Exercise aim:
Count every line that has "rate" in it and give the total, nothing more.

□ □ □ □

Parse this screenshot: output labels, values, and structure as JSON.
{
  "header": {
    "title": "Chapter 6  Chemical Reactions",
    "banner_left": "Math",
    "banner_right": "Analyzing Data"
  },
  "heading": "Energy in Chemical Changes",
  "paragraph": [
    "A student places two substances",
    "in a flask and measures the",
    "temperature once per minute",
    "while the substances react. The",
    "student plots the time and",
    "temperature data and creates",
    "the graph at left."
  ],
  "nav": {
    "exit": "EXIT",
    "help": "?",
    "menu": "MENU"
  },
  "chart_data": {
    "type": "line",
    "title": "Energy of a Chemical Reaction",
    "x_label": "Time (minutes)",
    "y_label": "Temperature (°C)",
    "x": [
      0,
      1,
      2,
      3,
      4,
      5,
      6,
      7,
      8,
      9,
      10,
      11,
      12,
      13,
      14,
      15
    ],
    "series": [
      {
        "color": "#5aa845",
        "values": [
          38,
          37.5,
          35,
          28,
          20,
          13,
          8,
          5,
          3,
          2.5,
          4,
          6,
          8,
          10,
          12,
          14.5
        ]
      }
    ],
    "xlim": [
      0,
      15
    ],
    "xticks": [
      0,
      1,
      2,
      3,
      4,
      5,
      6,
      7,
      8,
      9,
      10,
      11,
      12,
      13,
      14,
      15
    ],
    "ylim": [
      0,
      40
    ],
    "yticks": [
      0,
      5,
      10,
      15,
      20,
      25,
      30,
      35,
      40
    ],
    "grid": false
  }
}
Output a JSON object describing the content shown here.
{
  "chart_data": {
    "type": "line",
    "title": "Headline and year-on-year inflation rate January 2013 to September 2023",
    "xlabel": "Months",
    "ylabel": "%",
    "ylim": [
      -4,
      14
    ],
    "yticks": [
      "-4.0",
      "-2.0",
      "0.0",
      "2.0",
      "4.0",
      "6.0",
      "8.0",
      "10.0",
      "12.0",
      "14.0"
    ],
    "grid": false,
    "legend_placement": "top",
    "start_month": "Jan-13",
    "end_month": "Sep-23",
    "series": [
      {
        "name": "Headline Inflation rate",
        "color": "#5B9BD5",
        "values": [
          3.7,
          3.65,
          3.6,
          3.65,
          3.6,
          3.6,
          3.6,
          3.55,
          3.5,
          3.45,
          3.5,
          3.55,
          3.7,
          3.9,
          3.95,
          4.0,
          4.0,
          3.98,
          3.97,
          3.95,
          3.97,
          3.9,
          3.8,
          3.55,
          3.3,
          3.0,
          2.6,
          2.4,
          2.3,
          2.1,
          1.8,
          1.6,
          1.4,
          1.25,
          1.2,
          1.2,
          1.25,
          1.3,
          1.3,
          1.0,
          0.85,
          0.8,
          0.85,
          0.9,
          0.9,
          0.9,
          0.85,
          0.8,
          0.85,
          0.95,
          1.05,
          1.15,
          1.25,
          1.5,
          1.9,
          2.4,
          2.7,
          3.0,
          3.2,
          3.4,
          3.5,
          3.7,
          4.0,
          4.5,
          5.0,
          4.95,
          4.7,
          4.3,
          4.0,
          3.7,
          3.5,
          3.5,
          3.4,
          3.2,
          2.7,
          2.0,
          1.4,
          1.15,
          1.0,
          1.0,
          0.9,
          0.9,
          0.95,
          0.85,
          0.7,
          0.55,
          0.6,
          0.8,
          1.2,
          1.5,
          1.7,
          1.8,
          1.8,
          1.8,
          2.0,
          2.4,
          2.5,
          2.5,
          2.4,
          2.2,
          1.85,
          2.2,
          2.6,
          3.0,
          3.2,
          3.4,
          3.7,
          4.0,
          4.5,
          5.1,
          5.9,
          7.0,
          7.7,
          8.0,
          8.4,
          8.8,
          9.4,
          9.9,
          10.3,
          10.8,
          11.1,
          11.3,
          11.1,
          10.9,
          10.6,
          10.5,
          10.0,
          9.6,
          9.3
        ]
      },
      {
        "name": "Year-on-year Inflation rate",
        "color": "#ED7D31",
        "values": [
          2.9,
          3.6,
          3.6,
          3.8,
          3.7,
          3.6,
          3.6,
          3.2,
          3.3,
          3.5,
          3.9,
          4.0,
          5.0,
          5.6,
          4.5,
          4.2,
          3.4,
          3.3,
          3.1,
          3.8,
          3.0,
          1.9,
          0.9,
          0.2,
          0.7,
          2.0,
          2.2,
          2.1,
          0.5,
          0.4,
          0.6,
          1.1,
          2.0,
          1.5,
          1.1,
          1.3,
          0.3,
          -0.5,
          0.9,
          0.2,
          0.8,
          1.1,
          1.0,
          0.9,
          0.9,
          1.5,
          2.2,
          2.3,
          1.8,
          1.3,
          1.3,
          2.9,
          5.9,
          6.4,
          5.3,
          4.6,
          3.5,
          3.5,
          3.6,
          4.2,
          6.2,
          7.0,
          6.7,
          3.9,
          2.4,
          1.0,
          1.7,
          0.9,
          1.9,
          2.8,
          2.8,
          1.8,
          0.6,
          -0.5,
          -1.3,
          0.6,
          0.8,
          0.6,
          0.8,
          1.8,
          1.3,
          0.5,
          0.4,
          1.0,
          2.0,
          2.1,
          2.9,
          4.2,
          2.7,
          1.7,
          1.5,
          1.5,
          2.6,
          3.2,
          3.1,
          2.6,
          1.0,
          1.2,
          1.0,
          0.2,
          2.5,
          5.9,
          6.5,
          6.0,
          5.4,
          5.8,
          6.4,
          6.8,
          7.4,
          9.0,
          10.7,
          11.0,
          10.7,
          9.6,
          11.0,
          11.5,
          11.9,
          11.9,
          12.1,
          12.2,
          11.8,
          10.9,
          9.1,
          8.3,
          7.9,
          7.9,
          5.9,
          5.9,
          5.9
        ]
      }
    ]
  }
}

□ □ □ □

Solution for this task:
3